### [TEXT SHOWN]
John Purey-Cust, New Zealand Tree Grower February 2009.

As Gary Morgan’s article on page four makes clear, there are few places in Southland where the structure of the country makes forestry an absolute necessity, few places where the hills fall down on to the plains or gully out to sea under a frail geology and a misdirected pastoralism. The place of trees here is for shelter, for biodiversity, and as a productive and alternate land use for those who look to the longer term and understand that graphs do not always relentlessly speed upwards to the ceiling.

New Zealand’s hidden secret

Farm forestry came to Southland soon after World War II. This was in the form of charismatic missionaries from the north, namely Neil Barr seeking support for a New Zealand wide farm forestry association and Richard St Barbe Baker of the UK based Men of the Trees. In Southland we have both a Southland branch of the Men of the Trees affiliated to the NZFFA as well as to its parent body, and a Southland branch of the NZFFA. We work together, as you will see if you attend the 2010 conference.

My introduction to Southland was concise, in the form of a note scribbled on the back of an envelope, ‘Report to Conical Hill Sawmill,Tapanui’ and signed by Hugo Hinds, then Conservator of Forests, Canterbury in the NZ Forest Service. I was at Balmoral forest, a dry shingle bank on the Hurunui River. I showed the note to Ted Gimblett, in charge of the forest. ‘Southland’ he said,‘New Zealand’s hidden secret. Most people don’t even know it’s there.’

Essentially Southland

That was 1963, and of courseTapanui is in West Otago, not Southland. But the Blue Mountains face south, the local town is Gore in Southland and Tapanui and the rest of Otago were both in the Forest Service’s Southland conservancy, ruled from Invercargill. So to me it was and still is essentially Southland.

In the early days, as in most other places in New Zealand, forestry meant native bush logging, but by 1963 that was slowing down and the government’s Conical Hill mill cut pine. Less obvious to me was an already thriving farm forestry movement in west Otago whose members were putting trees back on farms. Those trees and shelter belts are still the fabric of the landscape there.

They are still there in much of northern Southland, although recently under attack by a new model dairy industry only slowly learning the virtues of trees on farms. That will come eventually as the climate dictates and as a more settled industry learns that there is more to farming than just mechanistic maximisation of production. But some have known that all along, as one of the articles in this section shows.

Diversity

Another virtue of Southland is the diversity of its industry based on wood. There is no major player in the field, instead a range of growers and users, all innovative and covering the field from radiata, to Douglas fir and eucalypts, and on to silver beech. Parnell Trost covers all this well in his article.

But things are changing from those early enthusiastic post-war days. Many of the lessons that early farm foresters preached have been accepted. The public interest has spread out much wider, with many more groups of people interested in the huge range of virtues offered by trees, most notably the natives. We compete for an audience, and that is good.

John Purey-Cust is President of the Southland Branch of the NZFFA.

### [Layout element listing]
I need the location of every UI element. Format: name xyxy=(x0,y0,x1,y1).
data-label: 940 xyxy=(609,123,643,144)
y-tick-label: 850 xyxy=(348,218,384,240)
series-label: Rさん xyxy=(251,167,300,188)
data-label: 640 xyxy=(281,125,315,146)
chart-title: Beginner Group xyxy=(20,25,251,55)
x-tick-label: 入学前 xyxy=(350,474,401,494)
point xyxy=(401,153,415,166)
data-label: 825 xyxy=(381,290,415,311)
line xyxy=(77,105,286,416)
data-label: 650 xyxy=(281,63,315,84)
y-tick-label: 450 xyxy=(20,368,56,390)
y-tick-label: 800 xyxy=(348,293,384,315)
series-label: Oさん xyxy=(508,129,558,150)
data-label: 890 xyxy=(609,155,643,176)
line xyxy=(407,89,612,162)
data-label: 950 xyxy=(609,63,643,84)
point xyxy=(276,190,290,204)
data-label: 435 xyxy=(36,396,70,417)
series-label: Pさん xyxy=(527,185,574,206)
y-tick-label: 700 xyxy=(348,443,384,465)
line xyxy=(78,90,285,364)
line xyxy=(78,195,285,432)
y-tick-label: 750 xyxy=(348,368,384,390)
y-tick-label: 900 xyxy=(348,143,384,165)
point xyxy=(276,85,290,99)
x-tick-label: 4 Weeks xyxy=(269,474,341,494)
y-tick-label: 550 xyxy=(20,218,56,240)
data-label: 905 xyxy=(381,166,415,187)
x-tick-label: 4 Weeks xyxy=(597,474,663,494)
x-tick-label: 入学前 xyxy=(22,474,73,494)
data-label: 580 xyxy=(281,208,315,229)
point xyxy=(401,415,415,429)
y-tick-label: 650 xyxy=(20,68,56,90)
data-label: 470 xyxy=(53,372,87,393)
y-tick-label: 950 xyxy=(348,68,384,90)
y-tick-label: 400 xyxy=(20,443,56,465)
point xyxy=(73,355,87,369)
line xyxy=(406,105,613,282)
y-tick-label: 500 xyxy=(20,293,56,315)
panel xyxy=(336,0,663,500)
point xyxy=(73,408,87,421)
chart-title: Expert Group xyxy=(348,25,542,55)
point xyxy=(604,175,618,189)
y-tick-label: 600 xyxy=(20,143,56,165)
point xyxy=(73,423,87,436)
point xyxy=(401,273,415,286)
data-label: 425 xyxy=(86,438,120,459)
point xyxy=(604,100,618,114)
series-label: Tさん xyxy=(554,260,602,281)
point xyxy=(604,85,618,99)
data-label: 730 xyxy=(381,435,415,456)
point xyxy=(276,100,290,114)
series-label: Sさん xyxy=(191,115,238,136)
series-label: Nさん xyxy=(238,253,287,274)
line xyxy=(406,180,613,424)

### [PROBLEMS AND TASKS]
1. In the Southland forestry article, repeat the passage that begins at the words "Farm forestry came" and ends after the words "the 2010 conference.".
2. Reproduce the listing's lines without any change, starting at its first line and ending after the line that contains "data-label: 640 xyxy=(281,125,315,146)".
The Southland forestry article and the listing have no connection to each other.

### [SOLUTION SET]
1.
Farm forestry came to Southland soon after World War II. This was in the form of charismatic missionaries from the north, namely Neil Barr seeking support for a New Zealand wide farm forestry association and Richard St Barbe Baker of the UK based Men of the Trees. In Southland we have both a Southland branch of the Men of the Trees affiliated to the NZFFA as well as to its parent body, and a Southland branch of the NZFFA. We work together, as you will see if you attend the 2010 conference.

2.
I need the location of every UI element. Format: name xyxy=(x0,y0,x1,y1).
data-label: 940 xyxy=(609,123,643,144)
y-tick-label: 850 xyxy=(348,218,384,240)
series-label: Rさん xyxy=(251,167,300,188)
data-label: 640 xyxy=(281,125,315,146)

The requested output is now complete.